Stated task 1
From the forum post about fostering a classmate below, list each objection the poster's husband raises to the fostering offer.
Stated task 2
Answer these questions from the forum post about fostering a classmate below:
(a) How many replies does the thread have?
(b) Who is looking after the child at the moment?
(c) Whom does the poster want to speak to about passing the offer on to Social Services?
··· Document section ···
Share your dilemmas and get honest opinions from other Mumsnetters.

to offer fostering a child from our school whose mum died?

67 replies

camaleon · 07/12/2013 19:40

...the mother of a child who is a peer of one of my children in our local school passed away a couple of weeks ago.
There is no more family living in the UK. Some relatives from overseas are looking after this child at the moment. My own child has never been close to this other child.
I would like to speak to the Headteacher and tell her that she can let Social Services know I am happy to foster the child until the situation is resolved (I would consider adoption too, but I don't think this works this way). The thought of this child getting into some institutional care far away from the local community is heart breaking. The mother was a single mother, clearly in a vulnerable position.
My husband thinks this is a crazy offer; He thinks that if they take it up, it will massively disrupt our lives; that the father can show up in a few years; that she belongs to another community; etc. He would back me up if I think this is the right thing to do, but his opinion is that we should just offer our sympathy and support to the family without interfering further.
··· Data block ···
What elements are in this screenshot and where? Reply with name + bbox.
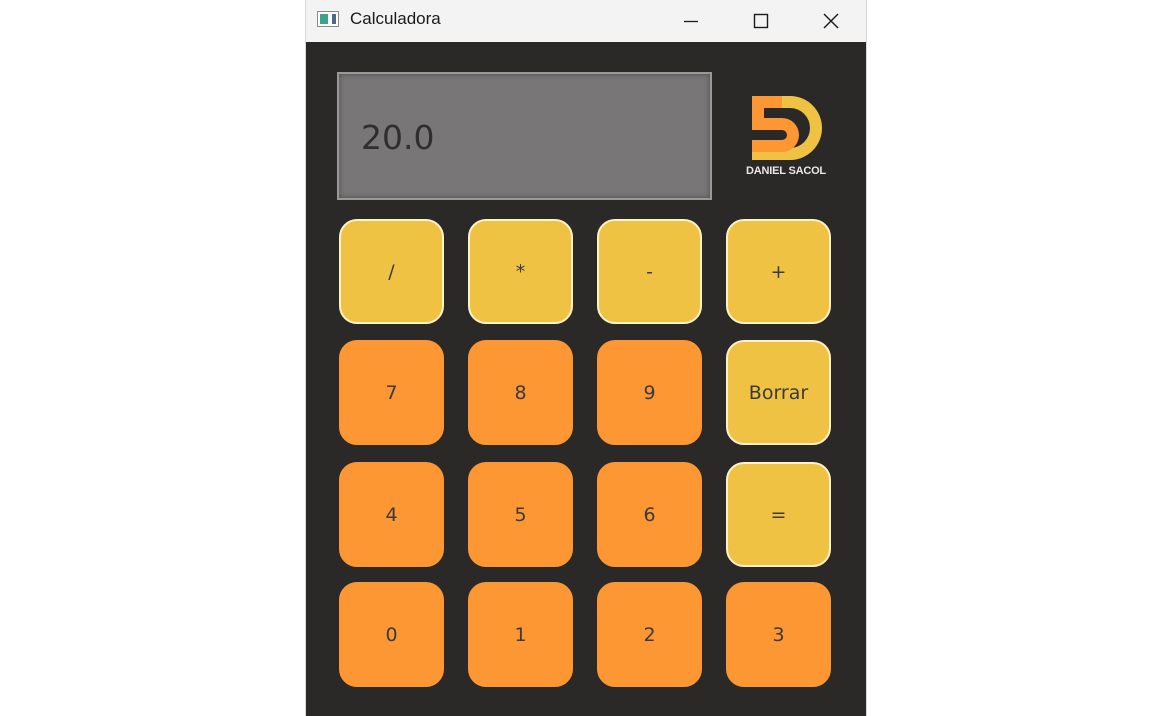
···
Full response 1
- If they take up the offer, it will massively disrupt their lives.
- The father can show up in a few years.
- The child belongs to another community.

Full response 2
(a) 67
(b) Some relatives from overseas
(c) The Headteacher